• **Short task**: Exactly reproduce the entries, dropping any pictures from your copy.

(Items from a figure collection)
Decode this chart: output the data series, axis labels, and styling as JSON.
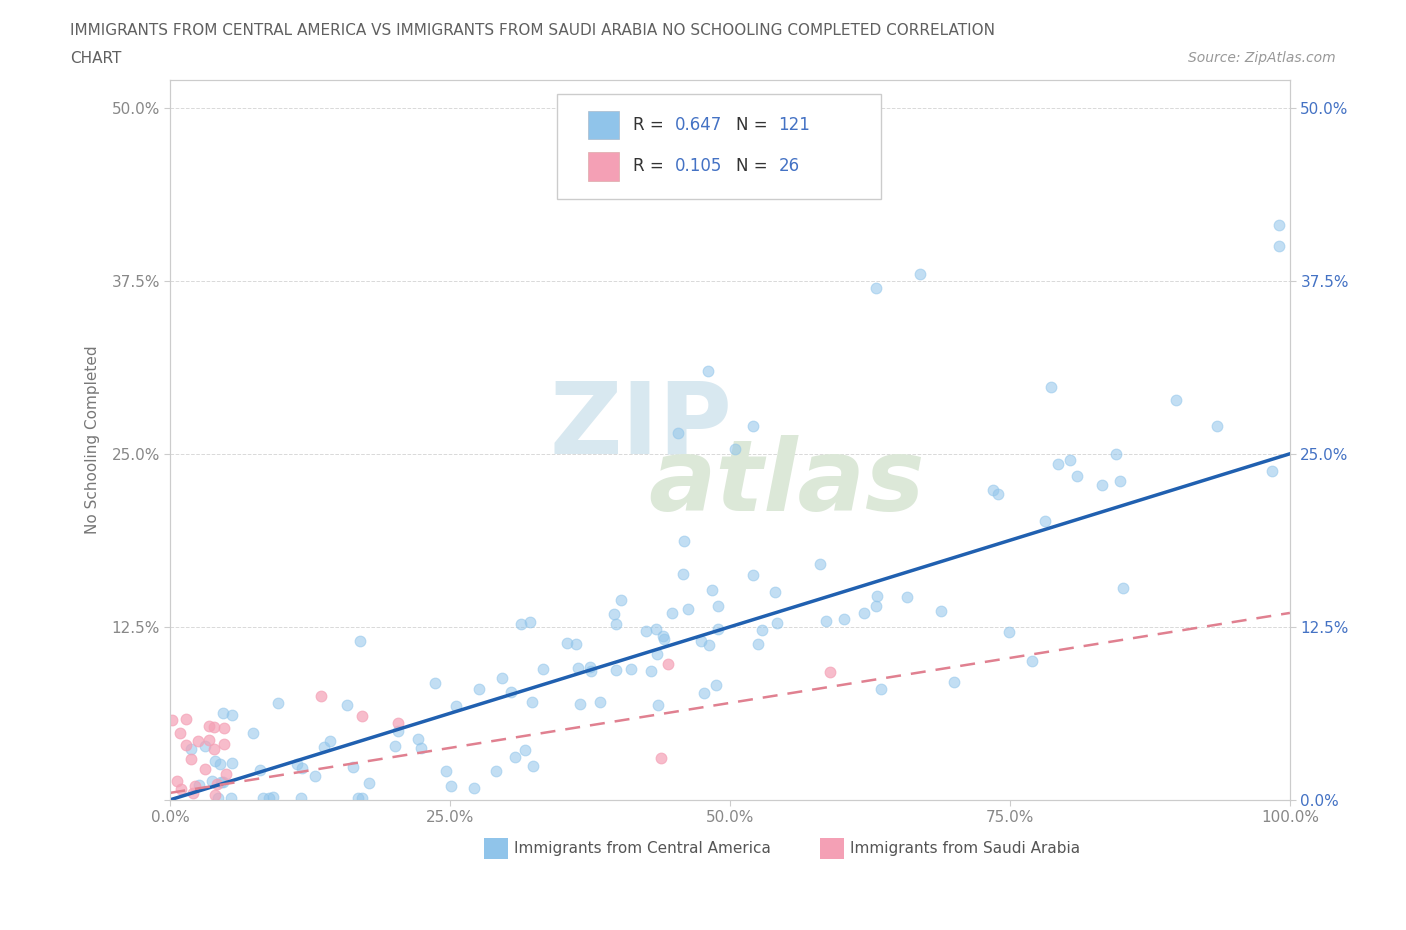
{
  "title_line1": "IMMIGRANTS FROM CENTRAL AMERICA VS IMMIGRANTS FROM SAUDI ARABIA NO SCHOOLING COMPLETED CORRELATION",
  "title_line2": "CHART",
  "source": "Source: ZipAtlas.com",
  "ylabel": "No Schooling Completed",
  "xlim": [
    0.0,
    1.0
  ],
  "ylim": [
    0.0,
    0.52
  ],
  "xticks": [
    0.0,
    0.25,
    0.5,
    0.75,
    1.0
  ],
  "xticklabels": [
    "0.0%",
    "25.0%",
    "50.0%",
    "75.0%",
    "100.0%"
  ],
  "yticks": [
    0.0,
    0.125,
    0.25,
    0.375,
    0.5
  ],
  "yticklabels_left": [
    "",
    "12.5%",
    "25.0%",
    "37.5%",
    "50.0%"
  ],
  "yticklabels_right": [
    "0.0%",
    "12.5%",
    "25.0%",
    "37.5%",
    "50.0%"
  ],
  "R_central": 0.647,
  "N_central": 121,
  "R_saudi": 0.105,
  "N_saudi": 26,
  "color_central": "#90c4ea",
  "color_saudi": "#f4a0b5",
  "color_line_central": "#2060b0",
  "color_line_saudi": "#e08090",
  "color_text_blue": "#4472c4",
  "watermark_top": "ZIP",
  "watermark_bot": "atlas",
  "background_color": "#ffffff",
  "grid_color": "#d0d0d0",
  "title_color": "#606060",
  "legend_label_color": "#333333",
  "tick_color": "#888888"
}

• **Final result**:
Decode this chart: output the data series, axis labels, and styling as JSON.
{
  "title_line1": "IMMIGRANTS FROM CENTRAL AMERICA VS IMMIGRANTS FROM SAUDI ARABIA NO SCHOOLING COMPLETED CORRELATION",
  "title_line2": "CHART",
  "source": "Source: ZipAtlas.com",
  "ylabel": "No Schooling Completed",
  "xlim": [
    0.0,
    1.0
  ],
  "ylim": [
    0.0,
    0.52
  ],
  "xticks": [
    0.0,
    0.25,
    0.5,
    0.75,
    1.0
  ],
  "xticklabels": [
    "0.0%",
    "25.0%",
    "50.0%",
    "75.0%",
    "100.0%"
  ],
  "yticks": [
    0.0,
    0.125,
    0.25,
    0.375,
    0.5
  ],
  "yticklabels_left": [
    "",
    "12.5%",
    "25.0%",
    "37.5%",
    "50.0%"
  ],
  "yticklabels_right": [
    "0.0%",
    "12.5%",
    "25.0%",
    "37.5%",
    "50.0%"
  ],
  "R_central": 0.647,
  "N_central": 121,
  "R_saudi": 0.105,
  "N_saudi": 26,
  "color_central": "#90c4ea",
  "color_saudi": "#f4a0b5",
  "color_line_central": "#2060b0",
  "color_line_saudi": "#e08090",
  "color_text_blue": "#4472c4",
  "watermark_top": "ZIP",
  "watermark_bot": "atlas",
  "background_color": "#ffffff",
  "grid_color": "#d0d0d0",
  "title_color": "#606060",
  "legend_label_color": "#333333",
  "tick_color": "#888888"
}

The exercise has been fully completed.